[Extracted records]
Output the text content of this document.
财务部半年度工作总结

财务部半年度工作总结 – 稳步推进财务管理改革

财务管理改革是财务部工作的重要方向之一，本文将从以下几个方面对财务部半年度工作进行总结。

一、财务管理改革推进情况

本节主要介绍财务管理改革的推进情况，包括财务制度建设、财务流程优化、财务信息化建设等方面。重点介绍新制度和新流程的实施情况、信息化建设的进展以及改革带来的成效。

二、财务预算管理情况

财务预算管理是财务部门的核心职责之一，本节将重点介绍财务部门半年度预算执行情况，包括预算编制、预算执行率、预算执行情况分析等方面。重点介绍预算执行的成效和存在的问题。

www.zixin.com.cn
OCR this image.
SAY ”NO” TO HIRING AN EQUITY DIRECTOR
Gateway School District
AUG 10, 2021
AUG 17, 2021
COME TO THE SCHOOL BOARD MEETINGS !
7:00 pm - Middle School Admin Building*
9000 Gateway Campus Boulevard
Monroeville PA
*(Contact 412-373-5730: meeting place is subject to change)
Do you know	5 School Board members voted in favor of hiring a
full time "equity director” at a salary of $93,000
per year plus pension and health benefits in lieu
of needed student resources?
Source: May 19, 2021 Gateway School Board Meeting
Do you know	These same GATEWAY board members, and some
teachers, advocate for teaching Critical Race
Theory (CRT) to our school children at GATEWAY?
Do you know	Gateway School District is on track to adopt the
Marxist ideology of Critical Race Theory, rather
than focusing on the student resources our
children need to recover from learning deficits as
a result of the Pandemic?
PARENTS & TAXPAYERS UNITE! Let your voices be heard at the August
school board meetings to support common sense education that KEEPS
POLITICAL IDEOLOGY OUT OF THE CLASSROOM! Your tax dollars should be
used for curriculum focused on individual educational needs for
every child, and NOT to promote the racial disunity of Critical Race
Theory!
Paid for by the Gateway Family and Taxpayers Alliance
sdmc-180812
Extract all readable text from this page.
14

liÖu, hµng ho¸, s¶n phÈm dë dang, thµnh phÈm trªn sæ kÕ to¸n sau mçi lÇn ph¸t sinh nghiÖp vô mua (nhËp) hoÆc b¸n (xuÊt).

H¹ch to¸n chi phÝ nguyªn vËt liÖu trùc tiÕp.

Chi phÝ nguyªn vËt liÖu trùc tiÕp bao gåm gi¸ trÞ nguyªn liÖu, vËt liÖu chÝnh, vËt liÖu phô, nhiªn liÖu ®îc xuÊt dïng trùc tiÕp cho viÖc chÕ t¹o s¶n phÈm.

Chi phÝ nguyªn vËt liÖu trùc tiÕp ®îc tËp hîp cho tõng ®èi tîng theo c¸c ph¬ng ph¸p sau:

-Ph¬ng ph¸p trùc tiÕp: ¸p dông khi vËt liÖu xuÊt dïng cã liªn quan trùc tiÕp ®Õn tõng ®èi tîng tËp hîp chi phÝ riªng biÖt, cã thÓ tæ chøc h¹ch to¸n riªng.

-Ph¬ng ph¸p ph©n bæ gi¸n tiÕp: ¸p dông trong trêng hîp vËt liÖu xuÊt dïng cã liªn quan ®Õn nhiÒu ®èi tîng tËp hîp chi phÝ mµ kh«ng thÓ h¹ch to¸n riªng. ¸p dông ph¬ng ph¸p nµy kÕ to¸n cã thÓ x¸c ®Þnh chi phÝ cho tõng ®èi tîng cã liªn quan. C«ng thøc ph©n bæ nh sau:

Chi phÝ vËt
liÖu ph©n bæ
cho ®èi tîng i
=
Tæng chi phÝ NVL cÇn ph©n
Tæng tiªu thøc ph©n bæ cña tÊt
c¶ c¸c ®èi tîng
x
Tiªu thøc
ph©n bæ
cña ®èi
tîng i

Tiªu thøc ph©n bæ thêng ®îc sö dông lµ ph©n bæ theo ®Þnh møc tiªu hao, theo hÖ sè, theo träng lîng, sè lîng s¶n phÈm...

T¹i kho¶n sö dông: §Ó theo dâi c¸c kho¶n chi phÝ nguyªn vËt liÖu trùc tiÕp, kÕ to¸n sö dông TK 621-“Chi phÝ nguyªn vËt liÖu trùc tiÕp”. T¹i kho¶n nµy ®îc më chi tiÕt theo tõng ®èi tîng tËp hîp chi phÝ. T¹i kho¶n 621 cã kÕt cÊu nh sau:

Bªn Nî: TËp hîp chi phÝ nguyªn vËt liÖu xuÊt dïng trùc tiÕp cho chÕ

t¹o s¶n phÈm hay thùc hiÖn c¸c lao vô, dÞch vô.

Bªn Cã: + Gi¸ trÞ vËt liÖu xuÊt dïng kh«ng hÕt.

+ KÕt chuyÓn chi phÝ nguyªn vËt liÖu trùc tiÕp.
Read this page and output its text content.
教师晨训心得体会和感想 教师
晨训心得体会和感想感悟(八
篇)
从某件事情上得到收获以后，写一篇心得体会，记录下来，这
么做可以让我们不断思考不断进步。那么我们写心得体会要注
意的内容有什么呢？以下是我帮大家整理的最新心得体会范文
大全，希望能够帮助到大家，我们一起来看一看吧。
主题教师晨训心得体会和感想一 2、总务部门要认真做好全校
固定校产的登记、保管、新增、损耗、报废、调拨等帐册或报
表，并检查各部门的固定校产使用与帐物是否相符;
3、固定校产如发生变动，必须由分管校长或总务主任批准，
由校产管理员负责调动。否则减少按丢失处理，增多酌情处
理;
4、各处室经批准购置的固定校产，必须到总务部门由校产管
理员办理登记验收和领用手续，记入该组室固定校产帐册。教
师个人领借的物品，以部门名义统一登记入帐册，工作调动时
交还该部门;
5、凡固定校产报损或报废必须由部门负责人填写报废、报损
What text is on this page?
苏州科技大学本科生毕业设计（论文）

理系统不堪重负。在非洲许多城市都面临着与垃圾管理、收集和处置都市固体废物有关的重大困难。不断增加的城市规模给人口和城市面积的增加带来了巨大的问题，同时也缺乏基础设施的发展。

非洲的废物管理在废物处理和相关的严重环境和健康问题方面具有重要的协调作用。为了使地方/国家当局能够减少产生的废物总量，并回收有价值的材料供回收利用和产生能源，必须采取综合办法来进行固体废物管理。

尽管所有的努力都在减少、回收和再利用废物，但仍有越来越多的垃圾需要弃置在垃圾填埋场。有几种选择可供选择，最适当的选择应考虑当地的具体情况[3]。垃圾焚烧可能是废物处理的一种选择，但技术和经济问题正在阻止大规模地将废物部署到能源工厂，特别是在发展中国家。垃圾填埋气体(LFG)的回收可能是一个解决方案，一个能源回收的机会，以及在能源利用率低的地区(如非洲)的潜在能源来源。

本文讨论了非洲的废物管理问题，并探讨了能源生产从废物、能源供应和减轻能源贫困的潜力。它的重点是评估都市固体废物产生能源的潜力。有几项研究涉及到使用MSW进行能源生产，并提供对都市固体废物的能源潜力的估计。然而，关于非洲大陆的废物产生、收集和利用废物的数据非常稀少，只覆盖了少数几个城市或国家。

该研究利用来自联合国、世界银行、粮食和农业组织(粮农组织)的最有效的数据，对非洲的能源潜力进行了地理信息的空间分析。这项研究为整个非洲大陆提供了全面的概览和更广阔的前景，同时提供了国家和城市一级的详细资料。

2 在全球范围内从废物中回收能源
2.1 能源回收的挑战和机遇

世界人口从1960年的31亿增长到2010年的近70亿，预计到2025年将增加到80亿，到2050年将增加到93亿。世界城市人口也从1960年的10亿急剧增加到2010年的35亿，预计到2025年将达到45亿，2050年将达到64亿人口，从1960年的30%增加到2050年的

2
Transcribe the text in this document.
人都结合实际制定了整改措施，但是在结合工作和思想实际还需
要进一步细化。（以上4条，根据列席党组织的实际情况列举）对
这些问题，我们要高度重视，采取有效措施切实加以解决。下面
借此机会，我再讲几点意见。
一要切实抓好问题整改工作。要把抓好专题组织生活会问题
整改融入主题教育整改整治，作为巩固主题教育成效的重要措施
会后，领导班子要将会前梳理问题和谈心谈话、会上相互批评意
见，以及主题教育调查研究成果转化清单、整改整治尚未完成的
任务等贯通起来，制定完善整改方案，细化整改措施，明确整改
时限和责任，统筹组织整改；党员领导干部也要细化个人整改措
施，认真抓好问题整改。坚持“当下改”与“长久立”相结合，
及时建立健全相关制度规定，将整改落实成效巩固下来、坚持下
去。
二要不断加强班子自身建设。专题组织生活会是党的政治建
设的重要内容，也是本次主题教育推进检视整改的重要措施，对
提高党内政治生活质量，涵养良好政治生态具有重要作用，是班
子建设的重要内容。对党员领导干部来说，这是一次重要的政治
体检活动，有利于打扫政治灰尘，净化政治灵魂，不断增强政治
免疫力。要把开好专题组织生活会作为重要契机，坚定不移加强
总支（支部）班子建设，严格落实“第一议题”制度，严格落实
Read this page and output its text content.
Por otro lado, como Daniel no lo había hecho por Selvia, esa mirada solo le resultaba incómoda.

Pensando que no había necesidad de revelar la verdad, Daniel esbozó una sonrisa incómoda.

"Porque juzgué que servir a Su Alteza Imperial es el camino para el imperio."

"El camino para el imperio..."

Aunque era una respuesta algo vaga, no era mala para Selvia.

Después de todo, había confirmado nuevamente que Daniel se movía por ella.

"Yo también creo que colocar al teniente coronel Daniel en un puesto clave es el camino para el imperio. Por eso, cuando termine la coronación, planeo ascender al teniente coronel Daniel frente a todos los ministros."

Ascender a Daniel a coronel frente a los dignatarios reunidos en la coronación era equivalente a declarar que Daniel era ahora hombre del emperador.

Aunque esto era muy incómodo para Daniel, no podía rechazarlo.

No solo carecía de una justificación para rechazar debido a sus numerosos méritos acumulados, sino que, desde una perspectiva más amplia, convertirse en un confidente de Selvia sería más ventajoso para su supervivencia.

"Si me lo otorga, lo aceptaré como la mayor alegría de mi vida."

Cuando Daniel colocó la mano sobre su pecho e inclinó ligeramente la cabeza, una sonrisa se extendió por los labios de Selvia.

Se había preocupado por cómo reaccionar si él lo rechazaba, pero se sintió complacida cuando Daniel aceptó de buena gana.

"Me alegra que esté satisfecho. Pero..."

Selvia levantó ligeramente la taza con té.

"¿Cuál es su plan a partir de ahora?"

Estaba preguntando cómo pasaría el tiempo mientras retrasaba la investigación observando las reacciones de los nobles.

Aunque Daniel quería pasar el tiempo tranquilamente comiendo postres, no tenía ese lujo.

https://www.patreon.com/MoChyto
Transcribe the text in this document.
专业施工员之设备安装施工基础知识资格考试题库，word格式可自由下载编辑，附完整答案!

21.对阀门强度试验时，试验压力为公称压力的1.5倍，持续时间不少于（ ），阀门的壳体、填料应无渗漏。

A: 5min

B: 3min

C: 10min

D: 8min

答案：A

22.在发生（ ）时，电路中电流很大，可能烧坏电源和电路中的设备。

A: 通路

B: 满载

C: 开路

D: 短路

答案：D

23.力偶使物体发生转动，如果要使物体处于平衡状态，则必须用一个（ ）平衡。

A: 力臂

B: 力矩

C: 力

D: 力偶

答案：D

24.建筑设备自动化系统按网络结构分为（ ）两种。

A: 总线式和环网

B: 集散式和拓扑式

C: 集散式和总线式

_Task to carry out_
Find the lines containing "tõng" and list every one of them.

_Solution_
Chi phÝ nguyªn vËt liÖu trùc tiÕp ®îc tËp hîp cho tõng ®èi tîng theo c¸c ph¬ng ph¸p sau:
-Ph¬ng ph¸p trùc tiÕp: ¸p dông khi vËt liÖu xuÊt dïng cã liªn quan trùc tiÕp ®Õn tõng ®èi tîng tËp hîp chi phÝ riªng biÖt, cã thÓ tæ chøc h¹ch to¸n riªng.
-Ph¬ng ph¸p ph©n bæ gi¸n tiÕp: ¸p dông trong trêng hîp vËt liÖu xuÊt dïng cã liªn quan ®Õn nhiÒu ®èi tîng tËp hîp chi phÝ mµ kh«ng thÓ h¹ch to¸n riªng. ¸p dông ph¬ng ph¸p nµy kÕ to¸n cã thÓ x¸c ®Þnh chi phÝ cho tõng ®èi tîng cã liªn quan. C«ng thøc ph©n bæ nh sau:
T¹i kho¶n sö dông: §Ó theo dâi c¸c kho¶n chi phÝ nguyªn vËt liÖu trùc tiÕp, kÕ to¸n sö dông TK 621-“Chi phÝ nguyªn vËt liÖu trùc tiÕp”. T¹i kho¶n nµy ®îc më chi tiÕt theo tõng ®èi tîng tËp hîp chi phÝ. T¹i kho¶n 621 cã kÕt cÊu nh sau:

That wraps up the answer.